▶ Stated goal
What is the number of lines in the data that hold the string "plus"? Reply with that number only.

▶ Data for processing
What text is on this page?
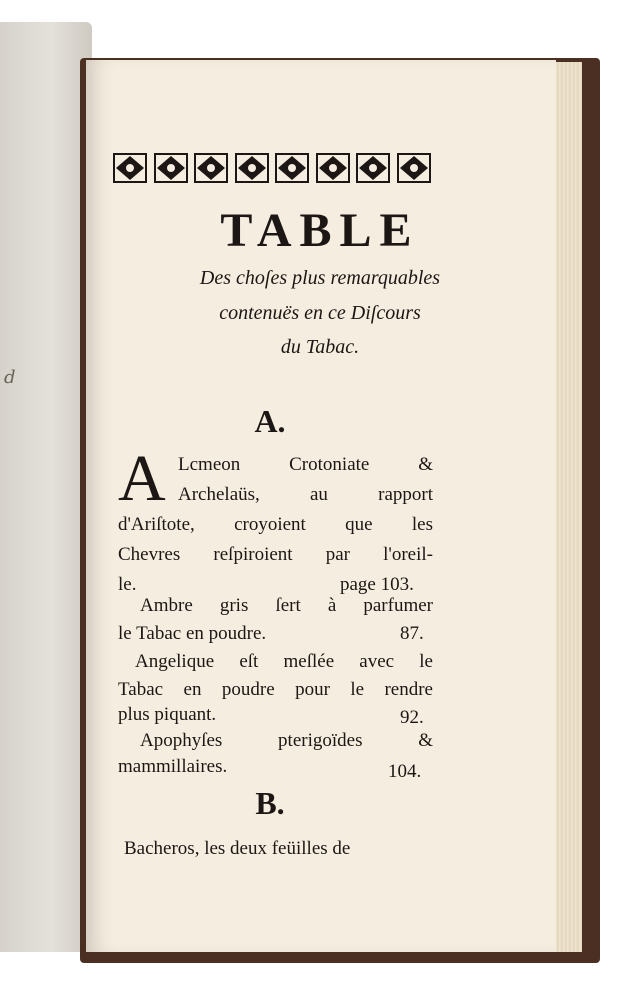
d
TABLE

Des choſes plus remarquables

contenuës en ce Diſcours

du Tabac.

A.
A Lcmeon Crotoniate &
Archelaüs, au rapport
d'Ariſtote, croyoient que les
Chevres reſpiroient par l'oreil-
le.	page 103.
Ambre gris ſert à parfumer
le Tabac en poudre.	87.
Angelique eſt meſlée avec le
Tabac en poudre pour le rendre
plus piquant.	92.
Apophyſes pterigoïdes &
mammillaires.	104.
B.
Bacheros, les deux feüilles de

▶ Reply to the task
2